DOCUMENT –

======

Grands et petits fermiers, métayers, ouvriers de campagne, tous les cultivateurs du sol français intéressent miss Betham ; mais ses favoris sont les paysans propriétaires, qui ont un champ ou un morceau de vignes, un potager, une maison, que souvent ils ont bâtie de leurs mains, et qui peuvent dire comme un des fous de Shakespeare : « C’est peu de chose, mais c’est à moi : ‘Tis a poor thing, but ‘tis my own. » Ils ont été le principal objet de son enquête, et rien ne l’a plus frappée que le changement qui s’est opéré depuis peu dans leurs habitudes, leurs procédés de culture, leur mobilier, leur régime, leurs récoltes, et plus encore dans leurs sentimens, dans l’idée qu’ils ont d’eux-mêmes et de la place qu’ils occupent dans la société.

======

(Relevés de mise en page visuelle)

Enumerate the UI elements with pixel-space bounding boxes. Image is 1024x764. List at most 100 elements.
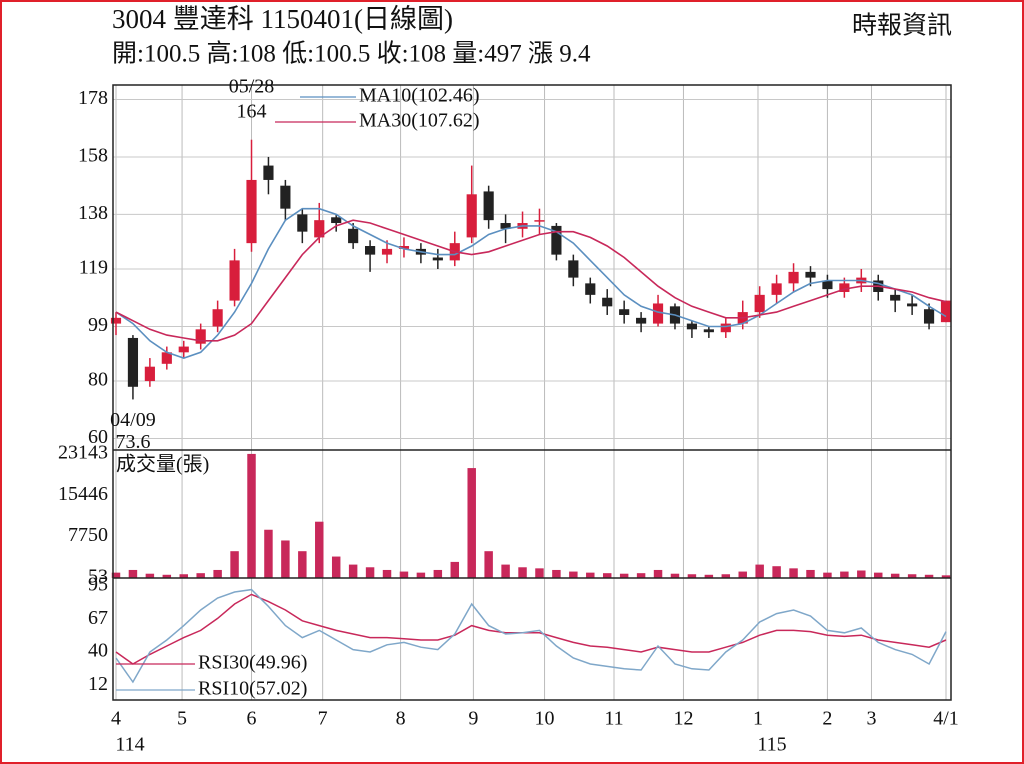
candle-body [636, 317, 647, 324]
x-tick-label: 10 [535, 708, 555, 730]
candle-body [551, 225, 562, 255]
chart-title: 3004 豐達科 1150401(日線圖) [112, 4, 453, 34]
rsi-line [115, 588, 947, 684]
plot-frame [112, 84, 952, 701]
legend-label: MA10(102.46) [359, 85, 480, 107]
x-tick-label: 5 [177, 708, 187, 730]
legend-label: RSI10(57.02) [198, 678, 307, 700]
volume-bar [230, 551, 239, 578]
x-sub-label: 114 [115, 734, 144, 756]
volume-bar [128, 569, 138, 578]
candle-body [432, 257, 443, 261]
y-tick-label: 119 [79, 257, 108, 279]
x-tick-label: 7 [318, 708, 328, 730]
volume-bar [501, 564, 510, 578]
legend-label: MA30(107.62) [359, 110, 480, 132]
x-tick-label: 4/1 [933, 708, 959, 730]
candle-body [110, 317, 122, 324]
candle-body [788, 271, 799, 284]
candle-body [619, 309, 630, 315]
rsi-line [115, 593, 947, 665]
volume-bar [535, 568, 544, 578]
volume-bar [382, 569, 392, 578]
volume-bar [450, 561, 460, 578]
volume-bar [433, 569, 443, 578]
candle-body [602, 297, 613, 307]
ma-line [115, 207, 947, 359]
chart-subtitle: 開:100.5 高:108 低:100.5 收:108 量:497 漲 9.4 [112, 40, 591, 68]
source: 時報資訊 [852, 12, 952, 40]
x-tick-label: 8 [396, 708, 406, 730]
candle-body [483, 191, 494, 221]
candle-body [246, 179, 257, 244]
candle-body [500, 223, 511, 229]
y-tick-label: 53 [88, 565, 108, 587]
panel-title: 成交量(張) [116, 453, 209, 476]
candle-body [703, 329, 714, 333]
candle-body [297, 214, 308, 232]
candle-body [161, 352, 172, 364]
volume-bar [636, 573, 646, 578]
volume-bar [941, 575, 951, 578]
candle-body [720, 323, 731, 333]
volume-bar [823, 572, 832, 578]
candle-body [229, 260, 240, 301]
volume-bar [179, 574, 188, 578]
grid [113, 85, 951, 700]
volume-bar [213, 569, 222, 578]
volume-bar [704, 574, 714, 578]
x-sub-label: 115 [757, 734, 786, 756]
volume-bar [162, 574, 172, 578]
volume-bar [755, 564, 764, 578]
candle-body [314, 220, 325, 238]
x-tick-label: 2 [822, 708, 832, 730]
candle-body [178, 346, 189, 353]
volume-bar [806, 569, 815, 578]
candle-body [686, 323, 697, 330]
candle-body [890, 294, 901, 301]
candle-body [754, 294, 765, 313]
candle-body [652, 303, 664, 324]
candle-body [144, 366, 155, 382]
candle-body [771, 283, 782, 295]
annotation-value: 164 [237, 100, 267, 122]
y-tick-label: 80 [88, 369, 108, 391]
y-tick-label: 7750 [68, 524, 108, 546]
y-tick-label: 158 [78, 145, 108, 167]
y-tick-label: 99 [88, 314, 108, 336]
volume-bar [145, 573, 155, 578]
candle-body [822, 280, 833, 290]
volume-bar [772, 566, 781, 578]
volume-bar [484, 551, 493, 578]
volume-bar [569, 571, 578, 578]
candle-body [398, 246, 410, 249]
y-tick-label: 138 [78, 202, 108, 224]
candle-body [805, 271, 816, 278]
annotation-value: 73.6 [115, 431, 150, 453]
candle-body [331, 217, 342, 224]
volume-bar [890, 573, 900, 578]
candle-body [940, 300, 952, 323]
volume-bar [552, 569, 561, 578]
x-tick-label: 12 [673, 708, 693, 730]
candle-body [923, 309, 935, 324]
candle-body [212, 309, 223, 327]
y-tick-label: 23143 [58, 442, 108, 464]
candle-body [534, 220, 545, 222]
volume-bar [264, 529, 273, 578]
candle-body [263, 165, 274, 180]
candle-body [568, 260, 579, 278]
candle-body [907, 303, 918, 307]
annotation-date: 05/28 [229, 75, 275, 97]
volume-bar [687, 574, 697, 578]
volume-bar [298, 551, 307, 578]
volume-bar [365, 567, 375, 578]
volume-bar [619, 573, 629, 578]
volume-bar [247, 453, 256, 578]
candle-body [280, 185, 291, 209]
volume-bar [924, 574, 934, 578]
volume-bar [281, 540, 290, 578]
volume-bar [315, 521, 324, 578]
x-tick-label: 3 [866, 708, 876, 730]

======

CONSIGNES –
D'après le document, quels cultivateurs du sol français sont les favoris de miss Betham ? Veuillez vous fonder uniquement sur le document.

RÉPONSE –
Ses favoris sont les paysans propriétaires.